Según el pasaje sobre la seducción del dinero, ¿cuál es la única solución para resistirla?

+++ PASAJE DEL EJERCICIO

Y para lograr resistir
a esa feroz seducción del dinero sólo hay una solución, la que nos enseña S.
Francisco de Asís: dejarse seducir por el crucificado, y aunque no es fácil,
podemos seguir el camino que nos enseñó el propio Jesús: ir a los pobres sin
superioridad, sin complejo de salvadores… ir a estar, a recibir la fuerza de
los pobres, desde el crucificado. Así podremos vencer también nosotros las
grandes tentaciones que, a menudo, se esconcen detrás de ese complejo de
salvadores y liberadores, que tan peligroso resulta; ya que el proceso es justo
al revés, de los pobres recibimos luz y salvación.

++++++
+++ DATOS PROPORCIONADOS

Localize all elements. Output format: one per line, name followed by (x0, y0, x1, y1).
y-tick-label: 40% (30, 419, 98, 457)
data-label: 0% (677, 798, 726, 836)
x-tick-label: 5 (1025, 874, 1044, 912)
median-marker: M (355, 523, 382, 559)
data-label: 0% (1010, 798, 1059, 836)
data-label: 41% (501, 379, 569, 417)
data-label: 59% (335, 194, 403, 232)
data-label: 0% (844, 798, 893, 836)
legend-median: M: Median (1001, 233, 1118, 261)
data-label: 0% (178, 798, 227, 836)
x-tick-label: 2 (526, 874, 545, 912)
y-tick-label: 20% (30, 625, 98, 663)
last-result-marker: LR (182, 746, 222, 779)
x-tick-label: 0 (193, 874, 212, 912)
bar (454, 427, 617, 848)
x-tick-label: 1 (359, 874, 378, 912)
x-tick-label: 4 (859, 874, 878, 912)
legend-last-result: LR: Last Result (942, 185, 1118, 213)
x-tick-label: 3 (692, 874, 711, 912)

++++++

[RESPUESTA] Dejarse seducir por el crucificado.